— START LISTED ENTRIES —

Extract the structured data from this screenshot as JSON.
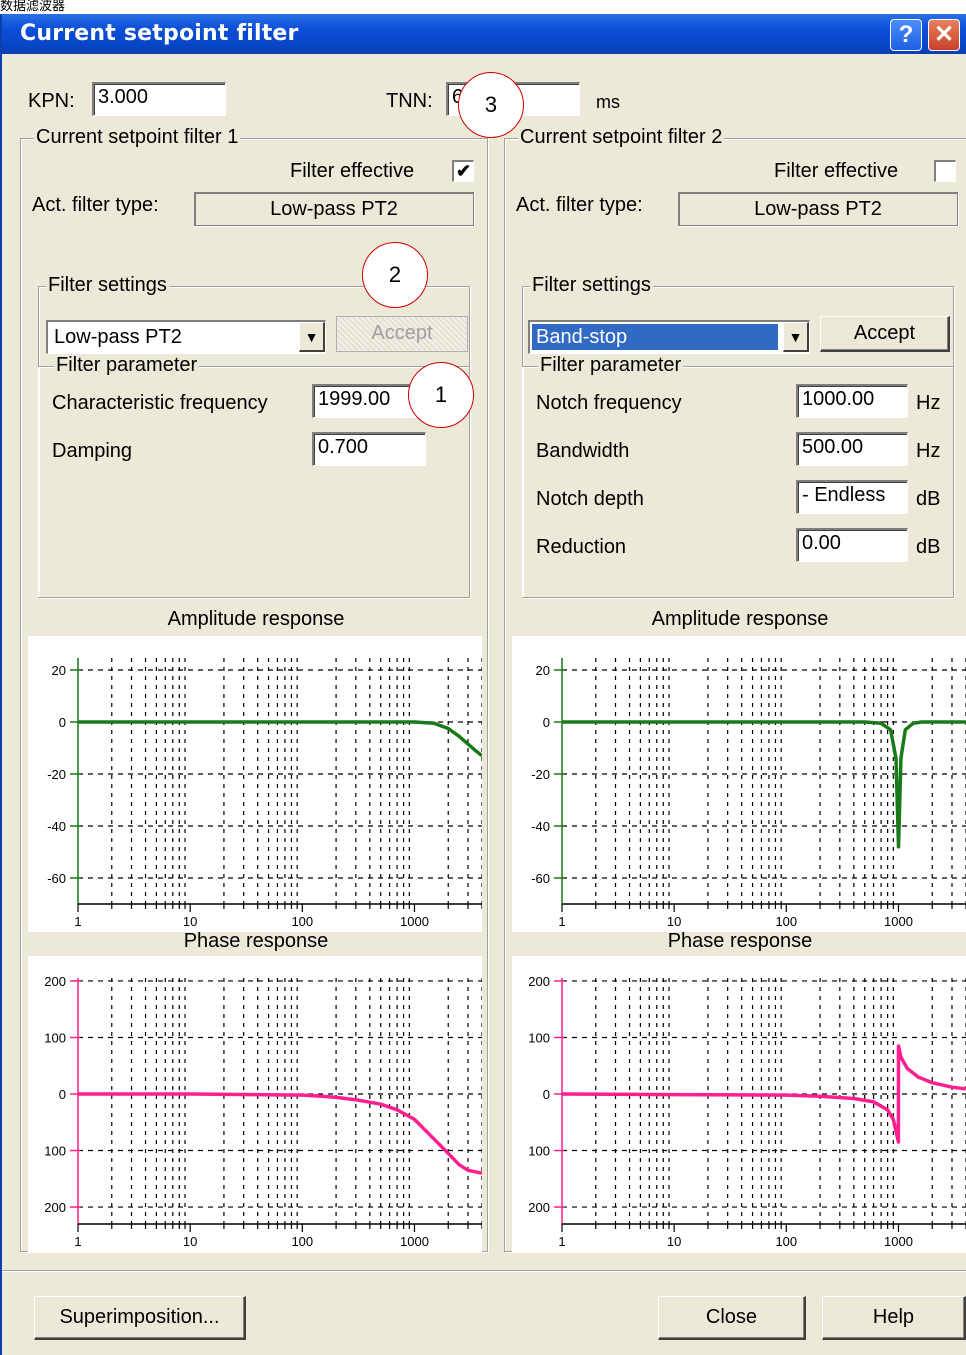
{
  "top_caption": "数据滤波器",
  "window": {
    "title": "Current setpoint filter",
    "help_glyph": "?",
    "close_glyph": "✕"
  },
  "kpn": {
    "label": "KPN:",
    "value": "3.000"
  },
  "tnn": {
    "label": "TNN:",
    "value": "6",
    "unit": "ms"
  },
  "filter1": {
    "group_label": "Current setpoint filter 1",
    "filter_effective_label": "Filter effective",
    "filter_effective_checked": true,
    "act_type_label": "Act. filter type:",
    "act_type_value": "Low-pass PT2",
    "settings_label": "Filter settings",
    "combo_value": "Low-pass PT2",
    "accept_label": "Accept",
    "accept_enabled": false,
    "param_label": "Filter parameter",
    "params": [
      {
        "label": "Characteristic frequency",
        "value": "1999.00",
        "unit": ""
      },
      {
        "label": "Damping",
        "value": "0.700",
        "unit": ""
      }
    ]
  },
  "filter2": {
    "group_label": "Current setpoint filter 2",
    "filter_effective_label": "Filter effective",
    "filter_effective_checked": false,
    "act_type_label": "Act. filter type:",
    "act_type_value": "Low-pass PT2",
    "settings_label": "Filter settings",
    "combo_value": "Band-stop",
    "accept_label": "Accept",
    "accept_enabled": true,
    "param_label": "Filter parameter",
    "params": [
      {
        "label": "Notch frequency",
        "value": "1000.00",
        "unit": "Hz"
      },
      {
        "label": "Bandwidth",
        "value": "500.00",
        "unit": "Hz"
      },
      {
        "label": "Notch depth",
        "value": "- Endless",
        "unit": "dB"
      },
      {
        "label": "Reduction",
        "value": "0.00",
        "unit": "dB"
      }
    ]
  },
  "callouts": [
    "3",
    "2",
    "1"
  ],
  "buttons": {
    "superimposition": "Superimposition...",
    "close": "Close",
    "help": "Help"
  },
  "colors": {
    "amplitude": "#1a7a1a",
    "phase": "#ff1f8f",
    "title_bar": "#0a4dd6"
  },
  "chart_data": [
    {
      "type": "line",
      "title": "Amplitude response",
      "x_scale": "log",
      "xlim": [
        1,
        4000
      ],
      "ylim": [
        -70,
        30
      ],
      "x_ticks": [
        1,
        10,
        100,
        1000
      ],
      "x_tick_labels": [
        "1",
        "10",
        "100",
        "1000"
      ],
      "y_ticks": [
        20,
        0,
        -20,
        -40,
        -60
      ],
      "y_tick_labels": [
        "20",
        "0",
        "-20",
        "-40",
        "-60"
      ],
      "series": [
        {
          "x": [
            1,
            10,
            100,
            500,
            1000,
            1500,
            2000,
            2500,
            3000,
            3500,
            4000
          ],
          "y": [
            0,
            0,
            0,
            0,
            0,
            -0.5,
            -2.5,
            -5.5,
            -8.5,
            -11,
            -13
          ]
        }
      ]
    },
    {
      "type": "line",
      "title": "Phase response",
      "x_scale": "log",
      "xlim": [
        1,
        4000
      ],
      "ylim": [
        -230,
        230
      ],
      "x_ticks": [
        1,
        10,
        100,
        1000
      ],
      "x_tick_labels": [
        "1",
        "10",
        "100",
        "1000"
      ],
      "y_ticks": [
        200,
        100,
        0,
        -100,
        -200
      ],
      "y_tick_labels": [
        "200",
        "100",
        "0",
        "100",
        "200"
      ],
      "series": [
        {
          "x": [
            1,
            10,
            100,
            150,
            200,
            300,
            500,
            700,
            1000,
            1500,
            2000,
            2500,
            3000,
            4000
          ],
          "y": [
            0,
            0,
            -2,
            -4,
            -6,
            -10,
            -18,
            -28,
            -45,
            -80,
            -105,
            -125,
            -135,
            -140
          ]
        }
      ]
    },
    {
      "type": "line",
      "title": "Amplitude response",
      "x_scale": "log",
      "xlim": [
        1,
        4000
      ],
      "ylim": [
        -70,
        30
      ],
      "x_ticks": [
        1,
        10,
        100,
        1000
      ],
      "x_tick_labels": [
        "1",
        "10",
        "100",
        "1000"
      ],
      "y_ticks": [
        20,
        0,
        -20,
        -40,
        -60
      ],
      "y_tick_labels": [
        "20",
        "0",
        "-20",
        "-40",
        "-60"
      ],
      "series": [
        {
          "x": [
            1,
            100,
            500,
            700,
            850,
            950,
            1000,
            1050,
            1150,
            1350,
            1600,
            2000,
            4000
          ],
          "y": [
            0,
            0,
            0,
            -0.5,
            -3,
            -14,
            -48,
            -14,
            -3,
            -0.5,
            0,
            0,
            0
          ]
        }
      ]
    },
    {
      "type": "line",
      "title": "Phase response",
      "x_scale": "log",
      "xlim": [
        1,
        4000
      ],
      "ylim": [
        -230,
        230
      ],
      "x_ticks": [
        1,
        10,
        100,
        1000
      ],
      "x_tick_labels": [
        "1",
        "10",
        "100",
        "1000"
      ],
      "y_ticks": [
        200,
        100,
        0,
        -100,
        -200
      ],
      "y_tick_labels": [
        "200",
        "100",
        "0",
        "100",
        "200"
      ],
      "series": [
        {
          "x": [
            1,
            10,
            100,
            200,
            400,
            600,
            800,
            900,
            950,
            999,
            1001,
            1050,
            1200,
            1500,
            2000,
            3000,
            4000
          ],
          "y": [
            0,
            -1,
            -2,
            -4,
            -8,
            -14,
            -28,
            -45,
            -65,
            -85,
            85,
            65,
            45,
            30,
            20,
            12,
            9
          ]
        }
      ]
    }
  ]
}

— END LISTED ENTRIES —

▶ REQUEST: Give all the lines above again, character for character, without pictures.

▶ RESPONSE TO THIS TASK:
Extract the structured data from this screenshot as JSON.
{
  "top_caption": "数据滤波器",
  "window": {
    "title": "Current setpoint filter",
    "help_glyph": "?",
    "close_glyph": "✕"
  },
  "kpn": {
    "label": "KPN:",
    "value": "3.000"
  },
  "tnn": {
    "label": "TNN:",
    "value": "6",
    "unit": "ms"
  },
  "filter1": {
    "group_label": "Current setpoint filter 1",
    "filter_effective_label": "Filter effective",
    "filter_effective_checked": true,
    "act_type_label": "Act. filter type:",
    "act_type_value": "Low-pass PT2",
    "settings_label": "Filter settings",
    "combo_value": "Low-pass PT2",
    "accept_label": "Accept",
    "accept_enabled": false,
    "param_label": "Filter parameter",
    "params": [
      {
        "label": "Characteristic frequency",
        "value": "1999.00",
        "unit": ""
      },
      {
        "label": "Damping",
        "value": "0.700",
        "unit": ""
      }
    ]
  },
  "filter2": {
    "group_label": "Current setpoint filter 2",
    "filter_effective_label": "Filter effective",
    "filter_effective_checked": false,
    "act_type_label": "Act. filter type:",
    "act_type_value": "Low-pass PT2",
    "settings_label": "Filter settings",
    "combo_value": "Band-stop",
    "accept_label": "Accept",
    "accept_enabled": true,
    "param_label": "Filter parameter",
    "params": [
      {
        "label": "Notch frequency",
        "value": "1000.00",
        "unit": "Hz"
      },
      {
        "label": "Bandwidth",
        "value": "500.00",
        "unit": "Hz"
      },
      {
        "label": "Notch depth",
        "value": "- Endless",
        "unit": "dB"
      },
      {
        "label": "Reduction",
        "value": "0.00",
        "unit": "dB"
      }
    ]
  },
  "callouts": [
    "3",
    "2",
    "1"
  ],
  "buttons": {
    "superimposition": "Superimposition...",
    "close": "Close",
    "help": "Help"
  },
  "colors": {
    "amplitude": "#1a7a1a",
    "phase": "#ff1f8f",
    "title_bar": "#0a4dd6"
  },
  "chart_data": [
    {
      "type": "line",
      "title": "Amplitude response",
      "x_scale": "log",
      "xlim": [
        1,
        4000
      ],
      "ylim": [
        -70,
        30
      ],
      "x_ticks": [
        1,
        10,
        100,
        1000
      ],
      "x_tick_labels": [
        "1",
        "10",
        "100",
        "1000"
      ],
      "y_ticks": [
        20,
        0,
        -20,
        -40,
        -60
      ],
      "y_tick_labels": [
        "20",
        "0",
        "-20",
        "-40",
        "-60"
      ],
      "series": [
        {
          "x": [
            1,
            10,
            100,
            500,
            1000,
            1500,
            2000,
            2500,
            3000,
            3500,
            4000
          ],
          "y": [
            0,
            0,
            0,
            0,
            0,
            -0.5,
            -2.5,
            -5.5,
            -8.5,
            -11,
            -13
          ]
        }
      ]
    },
    {
      "type": "line",
      "title": "Phase response",
      "x_scale": "log",
      "xlim": [
        1,
        4000
      ],
      "ylim": [
        -230,
        230
      ],
      "x_ticks": [
        1,
        10,
        100,
        1000
      ],
      "x_tick_labels": [
        "1",
        "10",
        "100",
        "1000"
      ],
      "y_ticks": [
        200,
        100,
        0,
        -100,
        -200
      ],
      "y_tick_labels": [
        "200",
        "100",
        "0",
        "100",
        "200"
      ],
      "series": [
        {
          "x": [
            1,
            10,
            100,
            150,
            200,
            300,
            500,
            700,
            1000,
            1500,
            2000,
            2500,
            3000,
            4000
          ],
          "y": [
            0,
            0,
            -2,
            -4,
            -6,
            -10,
            -18,
            -28,
            -45,
            -80,
            -105,
            -125,
            -135,
            -140
          ]
        }
      ]
    },
    {
      "type": "line",
      "title": "Amplitude response",
      "x_scale": "log",
      "xlim": [
        1,
        4000
      ],
      "ylim": [
        -70,
        30
      ],
      "x_ticks": [
        1,
        10,
        100,
        1000
      ],
      "x_tick_labels": [
        "1",
        "10",
        "100",
        "1000"
      ],
      "y_ticks": [
        20,
        0,
        -20,
        -40,
        -60
      ],
      "y_tick_labels": [
        "20",
        "0",
        "-20",
        "-40",
        "-60"
      ],
      "series": [
        {
          "x": [
            1,
            100,
            500,
            700,
            850,
            950,
            1000,
            1050,
            1150,
            1350,
            1600,
            2000,
            4000
          ],
          "y": [
            0,
            0,
            0,
            -0.5,
            -3,
            -14,
            -48,
            -14,
            -3,
            -0.5,
            0,
            0,
            0
          ]
        }
      ]
    },
    {
      "type": "line",
      "title": "Phase response",
      "x_scale": "log",
      "xlim": [
        1,
        4000
      ],
      "ylim": [
        -230,
        230
      ],
      "x_ticks": [
        1,
        10,
        100,
        1000
      ],
      "x_tick_labels": [
        "1",
        "10",
        "100",
        "1000"
      ],
      "y_ticks": [
        200,
        100,
        0,
        -100,
        -200
      ],
      "y_tick_labels": [
        "200",
        "100",
        "0",
        "100",
        "200"
      ],
      "series": [
        {
          "x": [
            1,
            10,
            100,
            200,
            400,
            600,
            800,
            900,
            950,
            999,
            1001,
            1050,
            1200,
            1500,
            2000,
            3000,
            4000
          ],
          "y": [
            0,
            -1,
            -2,
            -4,
            -8,
            -14,
            -28,
            -45,
            -65,
            -85,
            85,
            65,
            45,
            30,
            20,
            12,
            9
          ]
        }
      ]
    }
  ]
}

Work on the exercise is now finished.